### TASK BRIEF
Leave out any pictures and transcribe all other data below exactly.

Saved entries:
· · ·

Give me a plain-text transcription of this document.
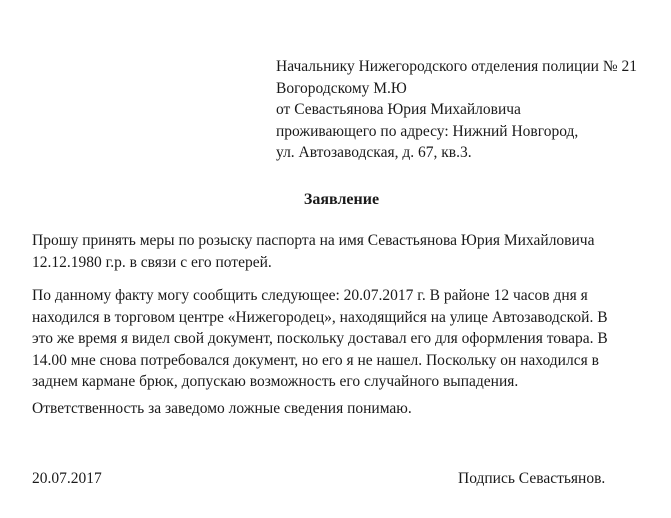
Начальнику Нижегородского отделения полиции № 21
Вогородскому М.Ю
от Севастьянова Юрия Михайловича
проживающего по адресу: Нижний Новгород,
ул. Автозаводская, д. 67, кв.3.
Заявление
Прошу принять меры по розыску паспорта на имя Севастьянова Юрия Михайловича
12.12.1980 г.р. в связи с его потерей.
По данному факту могу сообщить следующее: 20.07.2017 г. В районе 12 часов дня я
находился в торговом центре «Нижегородец», находящийся на улице Автозаводской. В
это же время я видел свой документ, поскольку доставал его для оформления товара. В
14.00 мне снова потребовался документ, но его я не нашел. Поскольку он находился в
заднем кармане брюк, допускаю возможность его случайного выпадения.
Ответственность за заведомо ложные сведения понимаю.
20.07.2017	Подпись Севастьянов.
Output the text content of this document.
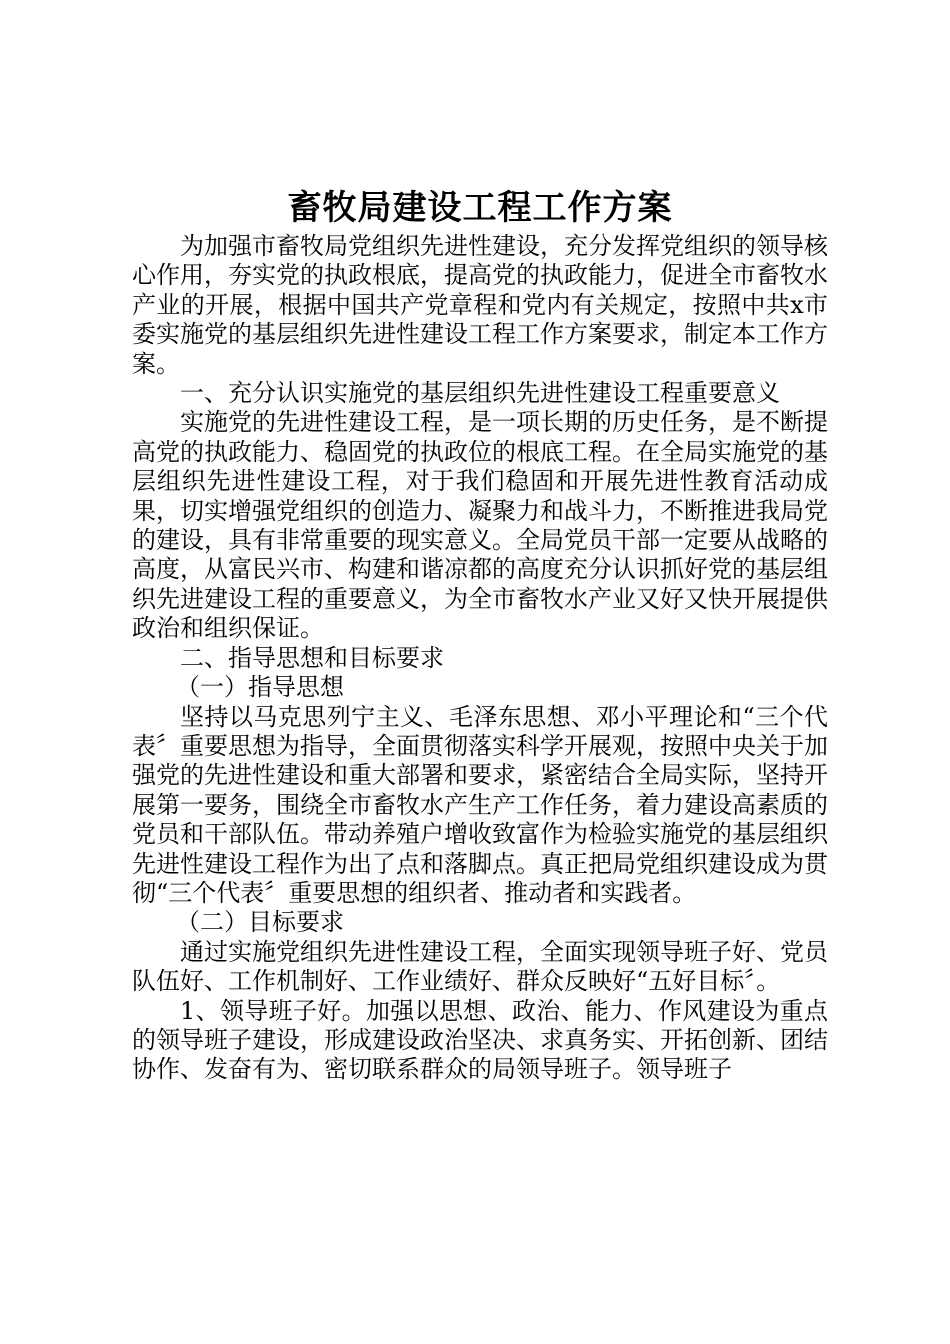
畜牧局建设工程工作方案

为加强市畜牧局党组织先进性建设，充分发挥党组织的领导核心作用，夯实党的执政根底，提高党的执政能力，促进全市畜牧水产业的开展，根据中国共产党章程和党内有关规定，按照中共x市委实施党的基层组织先进性建设工程工作方案要求，制定本工作方案。

一、充分认识实施党的基层组织先进性建设工程重要意义

实施党的先进性建设工程，是一项长期的历史任务，是不断提高党的执政能力、稳固党的执政位的根底工程。在全局实施党的基层组织先进性建设工程，对于我们稳固和开展先进性教育活动成果，切实增强党组织的创造力、凝聚力和战斗力，不断推进我局党的建设，具有非常重要的现实意义。全局党员干部一定要从战略的高度，从富民兴市、构建和谐凉都的高度充分认识抓好党的基层组织先进建设工程的重要意义，为全市畜牧水产业又好又快开展提供政治和组织保证。

二、指导思想和目标要求

（一）指导思想

坚持以马克思列宁主义、毛泽东思想、邓小平理论和“三个代表〞重要思想为指导，全面贯彻落实科学开展观，按照中央关于加强党的先进性建设和重大部署和要求，紧密结合全局实际，坚持开展第一要务，围绕全市畜牧水产生产工作任务，着力建设高素质的党员和干部队伍。带动养殖户增收致富作为检验实施党的基层组织先进性建设工程作为出了点和落脚点。真正把局党组织建设成为贯彻“三个代表〞重要思想的组织者、推动者和实践者。

（二）目标要求

通过实施党组织先进性建设工程，全面实现领导班子好、党员队伍好、工作机制好、工作业绩好、群众反映好“五好目标〞。

1、领导班子好。加强以思想、政治、能力、作风建设为重点的领导班子建设，形成建设政治坚决、求真务实、开拓创新、团结协作、发奋有为、密切联系群众的局领导班子。领导班子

· · ·

### OUTPUT
Give me a plain-text transcription of this document.
Начальнику Нижегородского отделения полиции № 21
Вогородскому М.Ю
от Севастьянова Юрия Михайловича
проживающего по адресу: Нижний Новгород,
ул. Автозаводская, д. 67, кв.3.
Заявление
Прошу принять меры по розыску паспорта на имя Севастьянова Юрия Михайловича
12.12.1980 г.р. в связи с его потерей.
По данному факту могу сообщить следующее: 20.07.2017 г. В районе 12 часов дня я
находился в торговом центре «Нижегородец», находящийся на улице Автозаводской. В
это же время я видел свой документ, поскольку доставал его для оформления товара. В
14.00 мне снова потребовался документ, но его я не нашел. Поскольку он находился в
заднем кармане брюк, допускаю возможность его случайного выпадения.
Ответственность за заведомо ложные сведения понимаю.
20.07.2017	Подпись Севастьянов.
Output the text content of this document.
畜牧局建设工程工作方案

为加强市畜牧局党组织先进性建设，充分发挥党组织的领导核心作用，夯实党的执政根底，提高党的执政能力，促进全市畜牧水产业的开展，根据中国共产党章程和党内有关规定，按照中共x市委实施党的基层组织先进性建设工程工作方案要求，制定本工作方案。

一、充分认识实施党的基层组织先进性建设工程重要意义

实施党的先进性建设工程，是一项长期的历史任务，是不断提高党的执政能力、稳固党的执政位的根底工程。在全局实施党的基层组织先进性建设工程，对于我们稳固和开展先进性教育活动成果，切实增强党组织的创造力、凝聚力和战斗力，不断推进我局党的建设，具有非常重要的现实意义。全局党员干部一定要从战略的高度，从富民兴市、构建和谐凉都的高度充分认识抓好党的基层组织先进建设工程的重要意义，为全市畜牧水产业又好又快开展提供政治和组织保证。

二、指导思想和目标要求

（一）指导思想

坚持以马克思列宁主义、毛泽东思想、邓小平理论和“三个代表〞重要思想为指导，全面贯彻落实科学开展观，按照中央关于加强党的先进性建设和重大部署和要求，紧密结合全局实际，坚持开展第一要务，围绕全市畜牧水产生产工作任务，着力建设高素质的党员和干部队伍。带动养殖户增收致富作为检验实施党的基层组织先进性建设工程作为出了点和落脚点。真正把局党组织建设成为贯彻“三个代表〞重要思想的组织者、推动者和实践者。

（二）目标要求

通过实施党组织先进性建设工程，全面实现领导班子好、党员队伍好、工作机制好、工作业绩好、群众反映好“五好目标〞。

1、领导班子好。加强以思想、政治、能力、作风建设为重点的领导班子建设，形成建设政治坚决、求真务实、开拓创新、团结协作、发奋有为、密切联系群众的局领导班子。领导班子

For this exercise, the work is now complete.